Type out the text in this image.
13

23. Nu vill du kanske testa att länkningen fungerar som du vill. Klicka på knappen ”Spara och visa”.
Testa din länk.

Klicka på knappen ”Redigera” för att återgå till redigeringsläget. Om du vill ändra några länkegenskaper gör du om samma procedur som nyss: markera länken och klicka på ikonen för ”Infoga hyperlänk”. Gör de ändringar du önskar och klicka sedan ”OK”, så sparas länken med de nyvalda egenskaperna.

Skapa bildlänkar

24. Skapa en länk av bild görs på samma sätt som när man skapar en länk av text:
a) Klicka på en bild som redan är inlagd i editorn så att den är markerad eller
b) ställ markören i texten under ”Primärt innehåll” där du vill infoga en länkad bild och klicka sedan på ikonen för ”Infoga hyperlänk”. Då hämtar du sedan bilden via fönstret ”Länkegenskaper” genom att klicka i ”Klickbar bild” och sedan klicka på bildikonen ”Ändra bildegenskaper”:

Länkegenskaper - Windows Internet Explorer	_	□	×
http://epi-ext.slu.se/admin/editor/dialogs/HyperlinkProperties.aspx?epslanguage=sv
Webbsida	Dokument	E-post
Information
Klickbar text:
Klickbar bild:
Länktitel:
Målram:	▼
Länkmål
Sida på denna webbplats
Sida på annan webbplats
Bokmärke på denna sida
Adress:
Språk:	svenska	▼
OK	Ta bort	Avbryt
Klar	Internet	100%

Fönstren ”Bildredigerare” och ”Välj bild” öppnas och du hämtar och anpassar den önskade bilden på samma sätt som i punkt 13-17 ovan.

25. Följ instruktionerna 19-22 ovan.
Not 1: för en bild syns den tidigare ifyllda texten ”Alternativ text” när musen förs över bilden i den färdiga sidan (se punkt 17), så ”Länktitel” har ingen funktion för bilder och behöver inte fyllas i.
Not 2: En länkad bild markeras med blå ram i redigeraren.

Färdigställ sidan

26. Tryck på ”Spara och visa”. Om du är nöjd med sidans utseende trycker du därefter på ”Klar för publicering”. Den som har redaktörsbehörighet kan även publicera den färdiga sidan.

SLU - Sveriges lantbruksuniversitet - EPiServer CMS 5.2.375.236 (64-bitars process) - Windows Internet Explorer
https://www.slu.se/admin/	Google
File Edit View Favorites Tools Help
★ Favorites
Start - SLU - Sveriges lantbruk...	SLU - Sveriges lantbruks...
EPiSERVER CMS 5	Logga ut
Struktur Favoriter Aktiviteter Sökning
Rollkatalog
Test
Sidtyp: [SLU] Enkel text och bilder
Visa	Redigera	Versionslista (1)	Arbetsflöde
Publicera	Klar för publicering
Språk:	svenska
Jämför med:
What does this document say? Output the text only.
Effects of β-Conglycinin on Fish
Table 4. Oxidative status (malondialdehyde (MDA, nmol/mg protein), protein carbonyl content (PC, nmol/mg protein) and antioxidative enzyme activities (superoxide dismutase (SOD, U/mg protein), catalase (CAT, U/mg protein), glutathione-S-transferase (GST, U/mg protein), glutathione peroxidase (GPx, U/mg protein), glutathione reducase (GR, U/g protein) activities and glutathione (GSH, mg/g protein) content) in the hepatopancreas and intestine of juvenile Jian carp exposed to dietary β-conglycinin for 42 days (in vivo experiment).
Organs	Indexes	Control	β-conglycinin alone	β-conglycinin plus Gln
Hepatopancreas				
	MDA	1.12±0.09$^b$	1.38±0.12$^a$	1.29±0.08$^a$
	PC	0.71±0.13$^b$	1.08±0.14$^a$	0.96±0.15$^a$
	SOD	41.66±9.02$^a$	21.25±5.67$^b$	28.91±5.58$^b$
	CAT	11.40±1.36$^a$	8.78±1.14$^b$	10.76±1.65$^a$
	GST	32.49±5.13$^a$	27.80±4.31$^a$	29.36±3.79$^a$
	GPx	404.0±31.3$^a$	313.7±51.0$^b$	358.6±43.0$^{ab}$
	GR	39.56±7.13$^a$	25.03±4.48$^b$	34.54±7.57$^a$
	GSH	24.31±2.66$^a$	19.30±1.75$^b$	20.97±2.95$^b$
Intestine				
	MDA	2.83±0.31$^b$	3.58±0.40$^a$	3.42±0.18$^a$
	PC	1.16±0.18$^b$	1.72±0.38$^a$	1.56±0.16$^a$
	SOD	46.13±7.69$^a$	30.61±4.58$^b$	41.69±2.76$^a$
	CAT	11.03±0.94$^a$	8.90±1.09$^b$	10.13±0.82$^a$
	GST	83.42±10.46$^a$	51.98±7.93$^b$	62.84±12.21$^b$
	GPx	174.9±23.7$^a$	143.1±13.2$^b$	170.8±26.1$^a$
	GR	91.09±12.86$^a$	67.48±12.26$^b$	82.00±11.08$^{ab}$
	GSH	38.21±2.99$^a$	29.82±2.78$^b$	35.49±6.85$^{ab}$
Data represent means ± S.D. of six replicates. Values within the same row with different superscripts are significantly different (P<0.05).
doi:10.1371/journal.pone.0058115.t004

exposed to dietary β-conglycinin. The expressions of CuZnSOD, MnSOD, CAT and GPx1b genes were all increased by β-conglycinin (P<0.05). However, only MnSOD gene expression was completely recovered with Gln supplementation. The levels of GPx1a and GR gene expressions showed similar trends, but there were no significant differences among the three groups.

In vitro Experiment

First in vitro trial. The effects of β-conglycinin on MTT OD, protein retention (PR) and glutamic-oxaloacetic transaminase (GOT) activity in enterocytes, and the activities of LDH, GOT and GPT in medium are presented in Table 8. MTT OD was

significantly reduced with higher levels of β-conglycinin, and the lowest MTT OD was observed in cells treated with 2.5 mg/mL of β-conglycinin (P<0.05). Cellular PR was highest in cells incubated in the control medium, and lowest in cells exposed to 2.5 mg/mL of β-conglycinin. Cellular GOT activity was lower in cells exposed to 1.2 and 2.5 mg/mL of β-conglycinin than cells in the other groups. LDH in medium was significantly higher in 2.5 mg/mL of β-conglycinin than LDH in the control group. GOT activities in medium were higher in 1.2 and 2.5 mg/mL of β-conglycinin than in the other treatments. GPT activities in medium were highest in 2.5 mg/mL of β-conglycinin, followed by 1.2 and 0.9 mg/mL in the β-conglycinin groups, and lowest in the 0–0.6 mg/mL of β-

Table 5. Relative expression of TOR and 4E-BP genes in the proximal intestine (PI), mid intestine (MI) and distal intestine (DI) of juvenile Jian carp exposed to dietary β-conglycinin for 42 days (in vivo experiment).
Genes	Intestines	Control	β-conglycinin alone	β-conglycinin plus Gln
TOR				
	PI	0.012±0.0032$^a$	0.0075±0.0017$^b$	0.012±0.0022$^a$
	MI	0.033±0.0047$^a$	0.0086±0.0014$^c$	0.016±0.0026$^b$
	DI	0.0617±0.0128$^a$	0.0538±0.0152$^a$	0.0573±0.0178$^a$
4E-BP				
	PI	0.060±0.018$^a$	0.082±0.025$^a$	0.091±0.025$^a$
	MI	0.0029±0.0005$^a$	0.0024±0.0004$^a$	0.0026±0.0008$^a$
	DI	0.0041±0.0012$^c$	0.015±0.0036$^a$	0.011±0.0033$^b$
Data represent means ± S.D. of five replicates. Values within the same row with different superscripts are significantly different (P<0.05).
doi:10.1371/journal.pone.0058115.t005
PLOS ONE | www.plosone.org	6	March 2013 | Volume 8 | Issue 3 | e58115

**Work order:** In your response, give all the records again with nothing altered.

**Output for this task:**
Type out the text in this image.
13

23. Nu vill du kanske testa att länkningen fungerar som du vill. Klicka på knappen ”Spara och visa”.
Testa din länk.

Klicka på knappen ”Redigera” för att återgå till redigeringsläget. Om du vill ändra några länkegenskaper gör du om samma procedur som nyss: markera länken och klicka på ikonen för ”Infoga hyperlänk”. Gör de ändringar du önskar och klicka sedan ”OK”, så sparas länken med de nyvalda egenskaperna.

Skapa bildlänkar

24. Skapa en länk av bild görs på samma sätt som när man skapar en länk av text:
a) Klicka på en bild som redan är inlagd i editorn så att den är markerad eller
b) ställ markören i texten under ”Primärt innehåll” där du vill infoga en länkad bild och klicka sedan på ikonen för ”Infoga hyperlänk”. Då hämtar du sedan bilden via fönstret ”Länkegenskaper” genom att klicka i ”Klickbar bild” och sedan klicka på bildikonen ”Ändra bildegenskaper”:

Länkegenskaper - Windows Internet Explorer	_	□	×
http://epi-ext.slu.se/admin/editor/dialogs/HyperlinkProperties.aspx?epslanguage=sv
Webbsida	Dokument	E-post
Information
Klickbar text:
Klickbar bild:
Länktitel:
Målram:	▼
Länkmål
Sida på denna webbplats
Sida på annan webbplats
Bokmärke på denna sida
Adress:
Språk:	svenska	▼
OK	Ta bort	Avbryt
Klar	Internet	100%

Fönstren ”Bildredigerare” och ”Välj bild” öppnas och du hämtar och anpassar den önskade bilden på samma sätt som i punkt 13-17 ovan.

25. Följ instruktionerna 19-22 ovan.
Not 1: för en bild syns den tidigare ifyllda texten ”Alternativ text” när musen förs över bilden i den färdiga sidan (se punkt 17), så ”Länktitel” har ingen funktion för bilder och behöver inte fyllas i.
Not 2: En länkad bild markeras med blå ram i redigeraren.

Färdigställ sidan

26. Tryck på ”Spara och visa”. Om du är nöjd med sidans utseende trycker du därefter på ”Klar för publicering”. Den som har redaktörsbehörighet kan även publicera den färdiga sidan.

SLU - Sveriges lantbruksuniversitet - EPiServer CMS 5.2.375.236 (64-bitars process) - Windows Internet Explorer
https://www.slu.se/admin/	Google
File Edit View Favorites Tools Help
★ Favorites
Start - SLU - Sveriges lantbruk...	SLU - Sveriges lantbruks...
EPiSERVER CMS 5	Logga ut
Struktur Favoriter Aktiviteter Sökning
Rollkatalog
Test
Sidtyp: [SLU] Enkel text och bilder
Visa	Redigera	Versionslista (1)	Arbetsflöde
Publicera	Klar för publicering
Språk:	svenska
Jämför med:
What does this document say? Output the text only.
Effects of β-Conglycinin on Fish
Table 4. Oxidative status (malondialdehyde (MDA, nmol/mg protein), protein carbonyl content (PC, nmol/mg protein) and antioxidative enzyme activities (superoxide dismutase (SOD, U/mg protein), catalase (CAT, U/mg protein), glutathione-S-transferase (GST, U/mg protein), glutathione peroxidase (GPx, U/mg protein), glutathione reducase (GR, U/g protein) activities and glutathione (GSH, mg/g protein) content) in the hepatopancreas and intestine of juvenile Jian carp exposed to dietary β-conglycinin for 42 days (in vivo experiment).
Organs	Indexes	Control	β-conglycinin alone	β-conglycinin plus Gln
Hepatopancreas				
	MDA	1.12±0.09$^b$	1.38±0.12$^a$	1.29±0.08$^a$
	PC	0.71±0.13$^b$	1.08±0.14$^a$	0.96±0.15$^a$
	SOD	41.66±9.02$^a$	21.25±5.67$^b$	28.91±5.58$^b$
	CAT	11.40±1.36$^a$	8.78±1.14$^b$	10.76±1.65$^a$
	GST	32.49±5.13$^a$	27.80±4.31$^a$	29.36±3.79$^a$
	GPx	404.0±31.3$^a$	313.7±51.0$^b$	358.6±43.0$^{ab}$
	GR	39.56±7.13$^a$	25.03±4.48$^b$	34.54±7.57$^a$
	GSH	24.31±2.66$^a$	19.30±1.75$^b$	20.97±2.95$^b$
Intestine				
	MDA	2.83±0.31$^b$	3.58±0.40$^a$	3.42±0.18$^a$
	PC	1.16±0.18$^b$	1.72±0.38$^a$	1.56±0.16$^a$
	SOD	46.13±7.69$^a$	30.61±4.58$^b$	41.69±2.76$^a$
	CAT	11.03±0.94$^a$	8.90±1.09$^b$	10.13±0.82$^a$
	GST	83.42±10.46$^a$	51.98±7.93$^b$	62.84±12.21$^b$
	GPx	174.9±23.7$^a$	143.1±13.2$^b$	170.8±26.1$^a$
	GR	91.09±12.86$^a$	67.48±12.26$^b$	82.00±11.08$^{ab}$
	GSH	38.21±2.99$^a$	29.82±2.78$^b$	35.49±6.85$^{ab}$
Data represent means ± S.D. of six replicates. Values within the same row with different superscripts are significantly different (P<0.05).
doi:10.1371/journal.pone.0058115.t004

exposed to dietary β-conglycinin. The expressions of CuZnSOD, MnSOD, CAT and GPx1b genes were all increased by β-conglycinin (P<0.05). However, only MnSOD gene expression was completely recovered with Gln supplementation. The levels of GPx1a and GR gene expressions showed similar trends, but there were no significant differences among the three groups.

In vitro Experiment

First in vitro trial. The effects of β-conglycinin on MTT OD, protein retention (PR) and glutamic-oxaloacetic transaminase (GOT) activity in enterocytes, and the activities of LDH, GOT and GPT in medium are presented in Table 8. MTT OD was

significantly reduced with higher levels of β-conglycinin, and the lowest MTT OD was observed in cells treated with 2.5 mg/mL of β-conglycinin (P<0.05). Cellular PR was highest in cells incubated in the control medium, and lowest in cells exposed to 2.5 mg/mL of β-conglycinin. Cellular GOT activity was lower in cells exposed to 1.2 and 2.5 mg/mL of β-conglycinin than cells in the other groups. LDH in medium was significantly higher in 2.5 mg/mL of β-conglycinin than LDH in the control group. GOT activities in medium were higher in 1.2 and 2.5 mg/mL of β-conglycinin than in the other treatments. GPT activities in medium were highest in 2.5 mg/mL of β-conglycinin, followed by 1.2 and 0.9 mg/mL in the β-conglycinin groups, and lowest in the 0–0.6 mg/mL of β-

Table 5. Relative expression of TOR and 4E-BP genes in the proximal intestine (PI), mid intestine (MI) and distal intestine (DI) of juvenile Jian carp exposed to dietary β-conglycinin for 42 days (in vivo experiment).
Genes	Intestines	Control	β-conglycinin alone	β-conglycinin plus Gln
TOR				
	PI	0.012±0.0032$^a$	0.0075±0.0017$^b$	0.012±0.0022$^a$
	MI	0.033±0.0047$^a$	0.0086±0.0014$^c$	0.016±0.0026$^b$
	DI	0.0617±0.0128$^a$	0.0538±0.0152$^a$	0.0573±0.0178$^a$
4E-BP				
	PI	0.060±0.018$^a$	0.082±0.025$^a$	0.091±0.025$^a$
	MI	0.0029±0.0005$^a$	0.0024±0.0004$^a$	0.0026±0.0008$^a$
	DI	0.0041±0.0012$^c$	0.015±0.0036$^a$	0.011±0.0033$^b$
Data represent means ± S.D. of five replicates. Values within the same row with different superscripts are significantly different (P<0.05).
doi:10.1371/journal.pone.0058115.t005
PLOS ONE | www.plosone.org	6	March 2013 | Volume 8 | Issue 3 | e58115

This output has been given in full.